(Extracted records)

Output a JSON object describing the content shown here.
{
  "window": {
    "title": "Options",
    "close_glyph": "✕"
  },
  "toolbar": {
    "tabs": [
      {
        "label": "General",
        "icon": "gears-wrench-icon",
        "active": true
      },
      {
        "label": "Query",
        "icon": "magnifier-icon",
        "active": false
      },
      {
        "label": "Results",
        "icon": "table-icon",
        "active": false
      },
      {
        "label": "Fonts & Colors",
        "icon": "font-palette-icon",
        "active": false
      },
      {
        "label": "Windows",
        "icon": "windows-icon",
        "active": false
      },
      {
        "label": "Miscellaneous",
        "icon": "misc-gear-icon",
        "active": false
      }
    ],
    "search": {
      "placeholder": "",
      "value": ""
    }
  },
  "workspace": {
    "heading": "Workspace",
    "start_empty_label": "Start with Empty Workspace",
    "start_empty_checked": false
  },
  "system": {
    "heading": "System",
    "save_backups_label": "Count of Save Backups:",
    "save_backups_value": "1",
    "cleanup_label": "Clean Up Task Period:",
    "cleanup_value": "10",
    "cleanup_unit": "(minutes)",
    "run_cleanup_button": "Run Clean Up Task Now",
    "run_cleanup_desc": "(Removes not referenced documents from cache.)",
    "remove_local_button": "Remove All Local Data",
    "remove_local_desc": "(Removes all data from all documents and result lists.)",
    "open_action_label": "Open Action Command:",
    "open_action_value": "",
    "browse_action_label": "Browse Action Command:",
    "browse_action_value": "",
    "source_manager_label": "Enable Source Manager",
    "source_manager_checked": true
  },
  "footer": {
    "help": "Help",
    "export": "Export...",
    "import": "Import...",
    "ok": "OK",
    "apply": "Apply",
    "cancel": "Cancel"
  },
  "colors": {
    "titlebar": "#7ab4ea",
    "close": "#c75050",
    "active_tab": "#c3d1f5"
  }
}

Short exercise ▸
Give the records above again, word for word.

Task answer ▸
Output a JSON object describing the content shown here.
{
  "window": {
    "title": "Options",
    "close_glyph": "✕"
  },
  "toolbar": {
    "tabs": [
      {
        "label": "General",
        "icon": "gears-wrench-icon",
        "active": true
      },
      {
        "label": "Query",
        "icon": "magnifier-icon",
        "active": false
      },
      {
        "label": "Results",
        "icon": "table-icon",
        "active": false
      },
      {
        "label": "Fonts & Colors",
        "icon": "font-palette-icon",
        "active": false
      },
      {
        "label": "Windows",
        "icon": "windows-icon",
        "active": false
      },
      {
        "label": "Miscellaneous",
        "icon": "misc-gear-icon",
        "active": false
      }
    ],
    "search": {
      "placeholder": "",
      "value": ""
    }
  },
  "workspace": {
    "heading": "Workspace",
    "start_empty_label": "Start with Empty Workspace",
    "start_empty_checked": false
  },
  "system": {
    "heading": "System",
    "save_backups_label": "Count of Save Backups:",
    "save_backups_value": "1",
    "cleanup_label": "Clean Up Task Period:",
    "cleanup_value": "10",
    "cleanup_unit": "(minutes)",
    "run_cleanup_button": "Run Clean Up Task Now",
    "run_cleanup_desc": "(Removes not referenced documents from cache.)",
    "remove_local_button": "Remove All Local Data",
    "remove_local_desc": "(Removes all data from all documents and result lists.)",
    "open_action_label": "Open Action Command:",
    "open_action_value": "",
    "browse_action_label": "Browse Action Command:",
    "browse_action_value": "",
    "source_manager_label": "Enable Source Manager",
    "source_manager_checked": true
  },
  "footer": {
    "help": "Help",
    "export": "Export...",
    "import": "Import...",
    "ok": "OK",
    "apply": "Apply",
    "cancel": "Cancel"
  },
  "colors": {
    "titlebar": "#7ab4ea",
    "close": "#c75050",
    "active_tab": "#c3d1f5"
  }
}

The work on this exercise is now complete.